Select every line holding the word "Зеркало" and copy it.

Dataset rows »
»»

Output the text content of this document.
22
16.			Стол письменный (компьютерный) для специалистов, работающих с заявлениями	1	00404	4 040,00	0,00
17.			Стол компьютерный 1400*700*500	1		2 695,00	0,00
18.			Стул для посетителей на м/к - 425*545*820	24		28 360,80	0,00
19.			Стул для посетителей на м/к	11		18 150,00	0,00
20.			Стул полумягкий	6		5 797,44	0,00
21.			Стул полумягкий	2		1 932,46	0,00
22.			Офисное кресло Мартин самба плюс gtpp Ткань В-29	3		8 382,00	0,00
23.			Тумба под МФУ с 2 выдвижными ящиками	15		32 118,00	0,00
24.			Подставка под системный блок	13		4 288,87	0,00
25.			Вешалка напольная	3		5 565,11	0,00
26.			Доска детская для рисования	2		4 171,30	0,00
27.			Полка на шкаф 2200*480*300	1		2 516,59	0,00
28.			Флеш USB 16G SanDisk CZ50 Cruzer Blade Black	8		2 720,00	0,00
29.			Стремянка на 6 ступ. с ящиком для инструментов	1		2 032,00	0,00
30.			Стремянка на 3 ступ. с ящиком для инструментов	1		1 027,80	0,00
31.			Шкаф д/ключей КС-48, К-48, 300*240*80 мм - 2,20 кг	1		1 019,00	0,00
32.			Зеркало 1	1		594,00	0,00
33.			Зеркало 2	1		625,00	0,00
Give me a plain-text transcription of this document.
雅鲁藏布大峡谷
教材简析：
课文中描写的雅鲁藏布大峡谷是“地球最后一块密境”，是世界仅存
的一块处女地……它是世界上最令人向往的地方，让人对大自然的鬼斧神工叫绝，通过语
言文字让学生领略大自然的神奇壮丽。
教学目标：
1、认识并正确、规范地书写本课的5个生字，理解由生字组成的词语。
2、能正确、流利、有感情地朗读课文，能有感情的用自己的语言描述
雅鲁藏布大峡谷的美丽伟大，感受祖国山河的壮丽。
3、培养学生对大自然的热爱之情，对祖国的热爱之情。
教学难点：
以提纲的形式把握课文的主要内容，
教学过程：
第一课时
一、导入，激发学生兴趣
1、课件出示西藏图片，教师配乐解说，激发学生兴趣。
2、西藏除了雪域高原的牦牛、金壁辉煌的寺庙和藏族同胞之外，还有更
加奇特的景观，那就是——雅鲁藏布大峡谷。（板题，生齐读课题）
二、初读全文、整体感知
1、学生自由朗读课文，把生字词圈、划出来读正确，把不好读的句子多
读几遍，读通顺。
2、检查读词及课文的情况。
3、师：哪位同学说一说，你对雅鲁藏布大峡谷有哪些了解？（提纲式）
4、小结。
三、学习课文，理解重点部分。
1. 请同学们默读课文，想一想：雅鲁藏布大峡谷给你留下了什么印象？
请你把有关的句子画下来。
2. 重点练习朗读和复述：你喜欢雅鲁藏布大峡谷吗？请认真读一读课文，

««

Completed exercise »
32.			Зеркало 1	1		594,00	0,00
33.			Зеркало 2	1		625,00	0,00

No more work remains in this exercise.